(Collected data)
++++++++

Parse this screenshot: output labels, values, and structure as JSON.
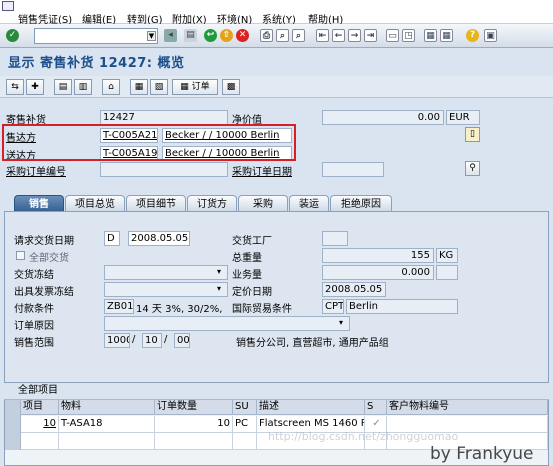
{
  "menu": {
    "items": [
      "销售凭证(S)",
      "编辑(E)",
      "转到(G)",
      "附加(X)",
      "环境(N)",
      "系统(Y)",
      "帮助(H)"
    ]
  },
  "toolbar": {
    "command_value": ""
  },
  "title": "显示 寄售补货 12427: 概览",
  "app_toolbar": {
    "order_button": "订单"
  },
  "header": {
    "consign_label": "寄售补货",
    "consign_value": "12427",
    "net_value_label": "净价值",
    "net_value": "0.00",
    "currency": "EUR",
    "sold_to_label": "售达方",
    "sold_to_code": "T-C005A21",
    "sold_to_name": "Becker / / 10000 Berlin",
    "ship_to_label": "送达方",
    "ship_to_code": "T-C005A19",
    "ship_to_name": "Becker / / 10000 Berlin",
    "po_number_label": "采购订单编号",
    "po_date_label": "采购订单日期"
  },
  "tabs": [
    "销售",
    "项目总览",
    "项目细节",
    "订货方",
    "采购",
    "装运",
    "拒绝原因"
  ],
  "sales_tab": {
    "req_delivery_label": "请求交货日期",
    "req_delivery_unit": "D",
    "req_delivery_date": "2008.05.05",
    "deliver_plant_label": "交货工厂",
    "complete_delivery_label": "全部交货",
    "total_weight_label": "总重量",
    "total_weight": "155",
    "weight_unit": "KG",
    "delivery_block_label": "交货冻结",
    "volume_label": "业务量",
    "volume": "0.000",
    "billing_block_label": "出具发票冻结",
    "pricing_date_label": "定价日期",
    "pricing_date": "2008.05.05",
    "payment_terms_label": "付款条件",
    "payment_terms_code": "ZB01",
    "payment_terms_text": "14 天  3%, 30/2%,",
    "incoterms_label": "国际贸易条件",
    "incoterms_code": "CPT",
    "incoterms_place": "Berlin",
    "order_reason_label": "订单原因",
    "sales_area_label": "销售范围",
    "sales_org": "1000",
    "dist_channel": "10",
    "division": "00",
    "sales_area_text": "销售分公司, 直营超市, 通用产品组"
  },
  "items_table": {
    "title": "全部项目",
    "columns": [
      "项目",
      "物料",
      "订单数量",
      "SU",
      "描述",
      "S",
      "客户物料编号"
    ],
    "rows": [
      {
        "item": "10",
        "material": "T-ASA18",
        "quantity": "10",
        "su": "PC",
        "description": "Flatscreen MS 1460 P",
        "s": "✓",
        "cust_material": ""
      }
    ]
  },
  "watermarks": {
    "blog": "http://blog.csdn.net/zhongguomao",
    "author": "by Frankyue"
  }
}
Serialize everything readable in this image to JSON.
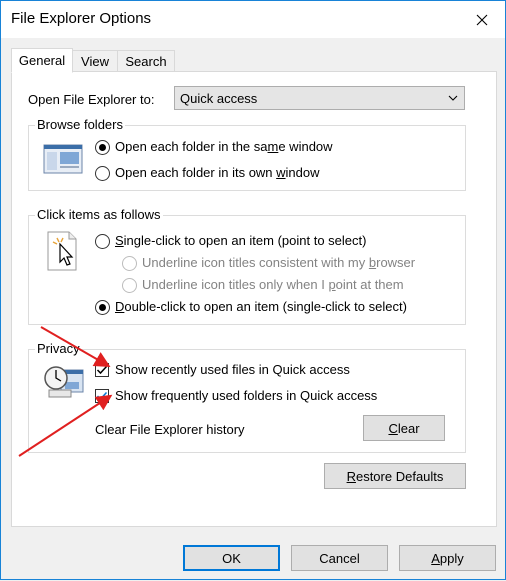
{
  "window": {
    "title": "File Explorer Options"
  },
  "tabs": [
    {
      "label": "General",
      "active": true
    },
    {
      "label": "View",
      "active": false
    },
    {
      "label": "Search",
      "active": false
    }
  ],
  "open_in": {
    "label": "Open File Explorer to:",
    "value": "Quick access"
  },
  "browse": {
    "title": "Browse folders",
    "opt1_a": "Open each folder in the sa",
    "opt1_u": "m",
    "opt1_b": "e window",
    "opt2_a": "Open each folder in its own ",
    "opt2_u": "w",
    "opt2_b": "indow",
    "selected": 0
  },
  "click": {
    "title": "Click items as follows",
    "single_u": "S",
    "single_b": "ingle-click to open an item (point to select)",
    "ul1_a": "Underline icon titles consistent with my ",
    "ul1_u": "b",
    "ul1_b": "rowser",
    "ul2_a": "Underline icon titles only when I ",
    "ul2_u": "p",
    "ul2_b": "oint at them",
    "double_u": "D",
    "double_b": "ouble-click to open an item (single-click to select)",
    "selected": "double"
  },
  "privacy": {
    "title": "Privacy",
    "recent": {
      "label": "Show recently used files in Quick access",
      "checked": true
    },
    "frequent": {
      "label": "Show frequently used folders in Quick access",
      "checked": true
    },
    "clear_label": "Clear File Explorer history",
    "clear_u": "C",
    "clear_b": "lear"
  },
  "restore": {
    "u": "R",
    "b": "estore Defaults"
  },
  "footer": {
    "ok": "OK",
    "cancel": "Cancel",
    "apply_u": "A",
    "apply_b": "pply"
  },
  "colors": {
    "accent": "#0078d7",
    "annotation_arrow": "#e02020"
  }
}
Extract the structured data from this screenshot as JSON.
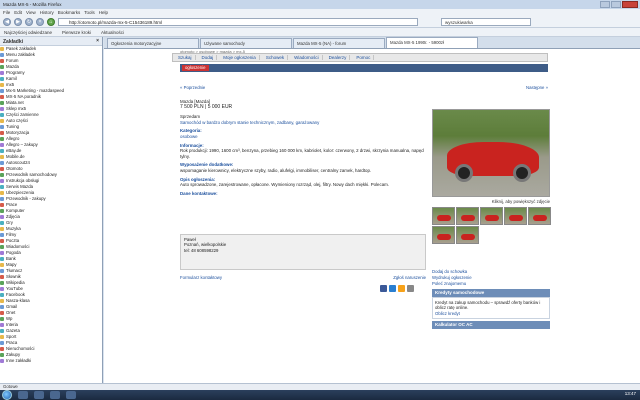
{
  "window": {
    "title": "Mazda MX-5 - Mozilla Firefox"
  },
  "menu": [
    "File",
    "Edit",
    "View",
    "History",
    "Bookmarks",
    "Tools",
    "Help"
  ],
  "nav": {
    "url": "http://otomoto.pl/mazda-mx-5-C15436189.html",
    "search_placeholder": "wyszukiwarka"
  },
  "bookmarks": [
    "Najczęściej odwiedzane",
    "Pierwsze kroki",
    "Aktualności"
  ],
  "sidebar": {
    "title": "Zakładki",
    "items": [
      "Pasek zakładek",
      "Menu zakładek",
      "Forum",
      "Mazda",
      "Programy",
      "Kamil",
      "mx5",
      "Mx-5 Marketing - mazdaspeed",
      "MX-5 NA poradnik",
      "Miata.net",
      "Sklep mx5",
      "Części zamienne",
      "Auto części",
      "Tuning",
      "Motoryzacja",
      "Allegro",
      "Allegro – zakupy",
      "eBay.de",
      "Mobile.de",
      "Autoscout24",
      "Otomoto",
      "Przewodnik samochodowy",
      "Instrukcja obsługi",
      "Serwis Mazda",
      "Ubezpieczenia",
      "Przewodnik - zakupy",
      "Prace",
      "Komputer",
      "Zdjęcia",
      "Gry",
      "Muzyka",
      "Filmy",
      "Poczta",
      "Wiadomości",
      "Pogoda",
      "Bank",
      "Mapy",
      "Tłumacz",
      "Słownik",
      "Wikipedia",
      "YouTube",
      "Facebook",
      "Nasza-klasa",
      "Gmail",
      "Onet",
      "Wp",
      "Interia",
      "Gazeta",
      "Sport",
      "Praca",
      "Nieruchomości",
      "Zakupy",
      "Inne zakładki"
    ]
  },
  "tabs": [
    "Ogłoszenia motoryzacyjne",
    "Używane samochody",
    "Mazda MX-5 (NA) - forum",
    "Mazda MX-5 1990r. - 5900zł"
  ],
  "site": {
    "breadcrumb": "otomoto > osobowe > mazda > mx-5",
    "nav": [
      "Szukaj",
      "Dodaj",
      "Moje ogłoszenia",
      "Schowek",
      "Wiadomości",
      "Dealerzy",
      "Pomoc"
    ],
    "highlight": "ogłoszenie",
    "prev": "« Poprzednie",
    "next": "Następne »"
  },
  "listing": {
    "make_line": "Mazda [Mazda]",
    "price": "7 500 PLN | 5 000 EUR",
    "status": "Sprzedam",
    "desc_link": "Samochód w bardzo dobrym stanie technicznym, zadbany, garażowany",
    "equip_label": "Kategoria:",
    "equip_value": "osobowe",
    "info_label": "Informacje:",
    "info_text": "Rok produkcji: 1990, 1600 cm³, benzyna, przebieg 160 000 km, kabriolet, kolor: czerwony, 2 drzwi, skrzynia manualna, napęd tylny.",
    "extra_label": "Wyposażenie dodatkowe:",
    "extra_text": "wspomaganie kierownicy, elektryczne szyby, radio, alufelgi, immobiliser, centralny zamek, hardtop.",
    "detail_label": "Opis ogłoszenia:",
    "detail_text": "Auto sprowadzone, zarejestrowane, opłacone. Wymieniony rozrząd, olej, filtry. Nowy dach miękki. Polecam.",
    "contact_label": "Dane kontaktowe:",
    "contact_name": "Paweł",
    "contact_loc": "Poznań, wielkopolskie",
    "contact_phone": "tel: 48 608598229",
    "form_link": "Formularz kontaktowy",
    "report_link": "Zgłoś naruszenie"
  },
  "photo": {
    "caption": "Kliknij, aby powiększyć zdjęcie"
  },
  "right": {
    "links": [
      "Dodaj do schowka",
      "Wydrukuj ogłoszenie",
      "Poleć znajomemu"
    ],
    "box1_title": "Kredyty samochodowe",
    "box1_text": "Kredyt na zakup samochodu – sprawdź oferty banków i oblicz ratę online.",
    "box1_link": "Oblicz kredyt",
    "box2_title": "Kalkulator OC AC"
  },
  "status": "Gotowe",
  "clock": "13:47"
}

++++++++

PROBLEM TO SOLVE ::
Scan the lines above for "this", then copy every one that has it.

COMPLETED TASK ::
Parse this screenshot: output labels, values, and structure as JSON.
Serialize everything readable in this image to JSON.
Extract the structured data from this screenshot as JSON.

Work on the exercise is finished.